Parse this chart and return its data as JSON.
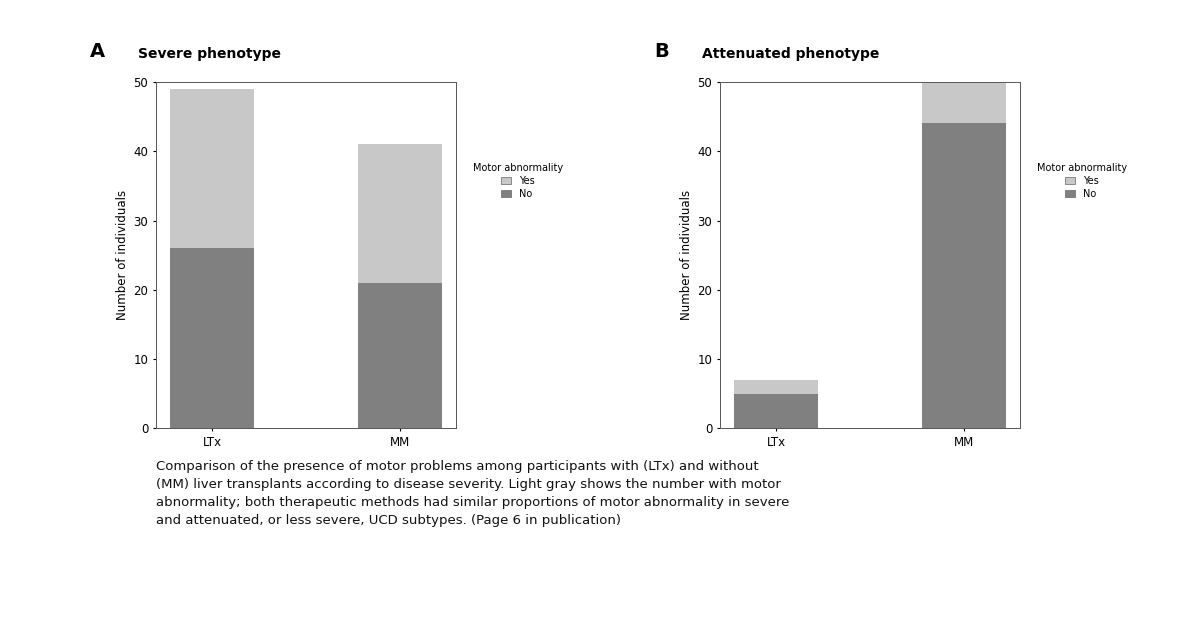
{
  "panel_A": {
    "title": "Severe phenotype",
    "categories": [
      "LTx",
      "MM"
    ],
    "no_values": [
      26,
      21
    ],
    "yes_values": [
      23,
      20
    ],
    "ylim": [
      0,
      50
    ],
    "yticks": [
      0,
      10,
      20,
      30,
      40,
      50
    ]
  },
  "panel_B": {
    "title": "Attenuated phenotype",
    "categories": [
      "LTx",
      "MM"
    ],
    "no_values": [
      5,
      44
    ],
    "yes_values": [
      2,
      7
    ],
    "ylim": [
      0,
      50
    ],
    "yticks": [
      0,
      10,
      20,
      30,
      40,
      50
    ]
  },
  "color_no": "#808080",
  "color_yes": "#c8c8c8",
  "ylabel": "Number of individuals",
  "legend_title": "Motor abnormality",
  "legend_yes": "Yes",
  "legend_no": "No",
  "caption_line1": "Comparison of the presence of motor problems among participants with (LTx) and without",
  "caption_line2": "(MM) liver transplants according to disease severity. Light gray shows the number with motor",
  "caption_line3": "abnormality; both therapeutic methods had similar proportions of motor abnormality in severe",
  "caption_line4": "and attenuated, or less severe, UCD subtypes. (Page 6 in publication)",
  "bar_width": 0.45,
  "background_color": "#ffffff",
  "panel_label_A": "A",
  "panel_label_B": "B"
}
===
Task objective: Skip the pictures, then retype every line above exactly.

Solution:
Parse this chart and return its data as JSON.
{
  "panel_A": {
    "title": "Severe phenotype",
    "categories": [
      "LTx",
      "MM"
    ],
    "no_values": [
      26,
      21
    ],
    "yes_values": [
      23,
      20
    ],
    "ylim": [
      0,
      50
    ],
    "yticks": [
      0,
      10,
      20,
      30,
      40,
      50
    ]
  },
  "panel_B": {
    "title": "Attenuated phenotype",
    "categories": [
      "LTx",
      "MM"
    ],
    "no_values": [
      5,
      44
    ],
    "yes_values": [
      2,
      7
    ],
    "ylim": [
      0,
      50
    ],
    "yticks": [
      0,
      10,
      20,
      30,
      40,
      50
    ]
  },
  "color_no": "#808080",
  "color_yes": "#c8c8c8",
  "ylabel": "Number of individuals",
  "legend_title": "Motor abnormality",
  "legend_yes": "Yes",
  "legend_no": "No",
  "caption_line1": "Comparison of the presence of motor problems among participants with (LTx) and without",
  "caption_line2": "(MM) liver transplants according to disease severity. Light gray shows the number with motor",
  "caption_line3": "abnormality; both therapeutic methods had similar proportions of motor abnormality in severe",
  "caption_line4": "and attenuated, or less severe, UCD subtypes. (Page 6 in publication)",
  "bar_width": 0.45,
  "background_color": "#ffffff",
  "panel_label_A": "A",
  "panel_label_B": "B"
}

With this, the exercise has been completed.